> [Required work]: Find the lines holding the word "trained" and collect them.

--- Start Excerpted records ---

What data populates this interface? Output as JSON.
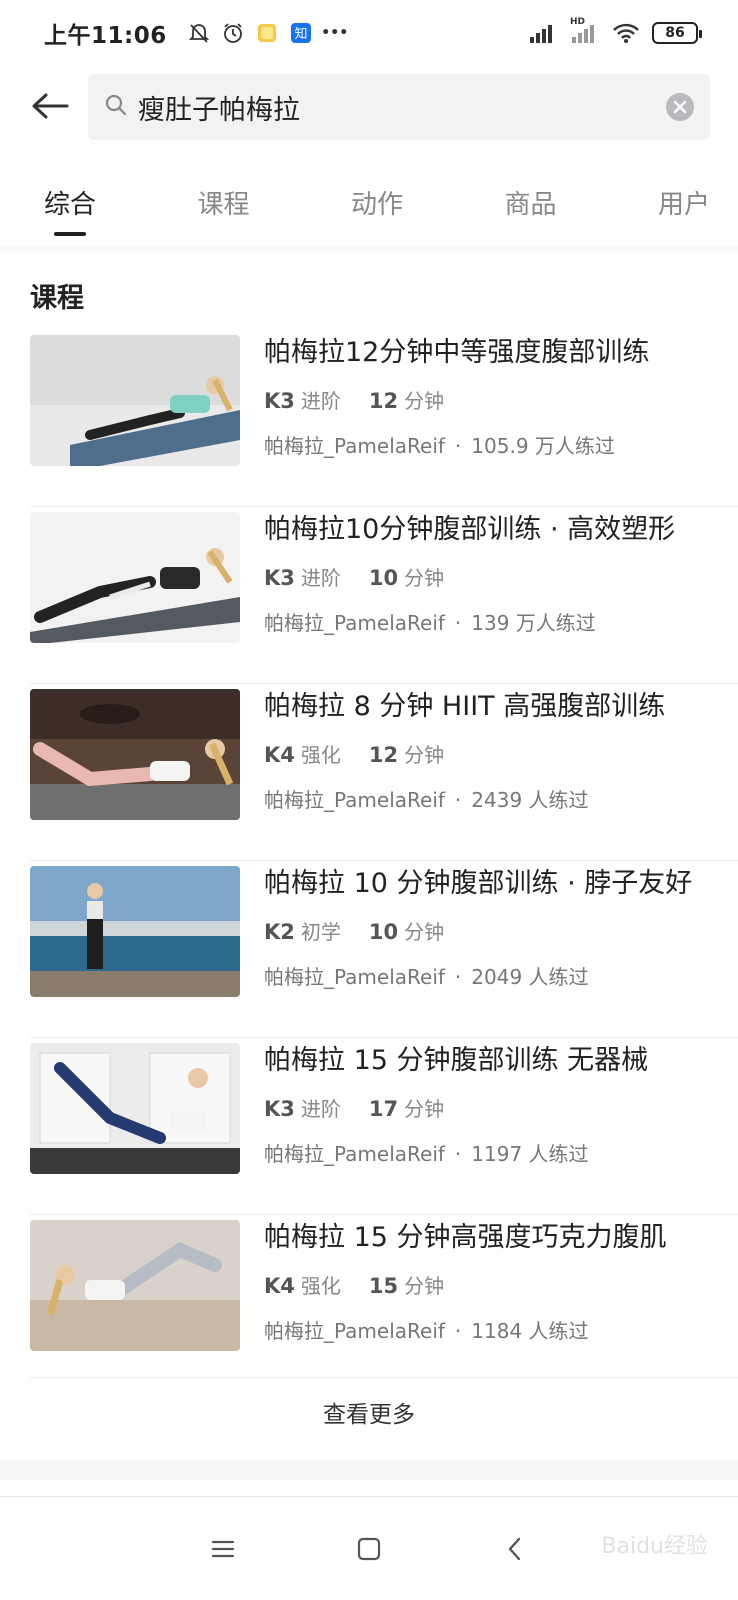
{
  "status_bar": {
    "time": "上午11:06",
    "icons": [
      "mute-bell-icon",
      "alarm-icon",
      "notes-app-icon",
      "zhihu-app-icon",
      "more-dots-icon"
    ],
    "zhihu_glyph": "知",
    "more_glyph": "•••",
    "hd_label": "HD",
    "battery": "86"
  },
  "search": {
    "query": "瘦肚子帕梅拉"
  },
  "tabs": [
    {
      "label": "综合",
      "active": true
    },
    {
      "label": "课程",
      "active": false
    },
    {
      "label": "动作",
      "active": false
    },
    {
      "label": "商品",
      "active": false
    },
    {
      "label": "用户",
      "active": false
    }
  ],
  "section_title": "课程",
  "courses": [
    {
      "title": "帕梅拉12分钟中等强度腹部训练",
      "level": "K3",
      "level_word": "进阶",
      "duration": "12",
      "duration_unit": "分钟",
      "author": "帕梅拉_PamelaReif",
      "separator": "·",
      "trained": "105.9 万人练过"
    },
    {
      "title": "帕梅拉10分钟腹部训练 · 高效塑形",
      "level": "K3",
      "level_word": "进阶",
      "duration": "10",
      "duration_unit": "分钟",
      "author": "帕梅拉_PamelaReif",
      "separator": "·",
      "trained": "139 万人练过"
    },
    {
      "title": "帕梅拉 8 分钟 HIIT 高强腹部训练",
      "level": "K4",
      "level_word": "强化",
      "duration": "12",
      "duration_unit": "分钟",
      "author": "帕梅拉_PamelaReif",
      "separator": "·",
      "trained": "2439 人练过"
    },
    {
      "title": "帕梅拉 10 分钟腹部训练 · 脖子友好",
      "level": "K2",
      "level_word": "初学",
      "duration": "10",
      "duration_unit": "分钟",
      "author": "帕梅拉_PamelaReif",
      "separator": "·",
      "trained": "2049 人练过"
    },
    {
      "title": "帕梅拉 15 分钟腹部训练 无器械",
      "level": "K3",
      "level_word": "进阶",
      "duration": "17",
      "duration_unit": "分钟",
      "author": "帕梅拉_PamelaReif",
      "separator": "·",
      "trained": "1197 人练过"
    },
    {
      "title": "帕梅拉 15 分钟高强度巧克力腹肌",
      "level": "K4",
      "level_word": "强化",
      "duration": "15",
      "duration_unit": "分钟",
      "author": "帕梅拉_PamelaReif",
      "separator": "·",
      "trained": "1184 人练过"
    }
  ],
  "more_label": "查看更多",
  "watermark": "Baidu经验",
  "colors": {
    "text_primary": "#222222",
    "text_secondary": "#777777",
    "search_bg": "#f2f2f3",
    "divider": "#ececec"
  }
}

--- End Excerpted records ---

> [Answer below]:
      "trained": "105.9 万人练过"
      "trained": "139 万人练过"
      "trained": "2439 人练过"
      "trained": "2049 人练过"
      "trained": "1197 人练过"
      "trained": "1184 人练过"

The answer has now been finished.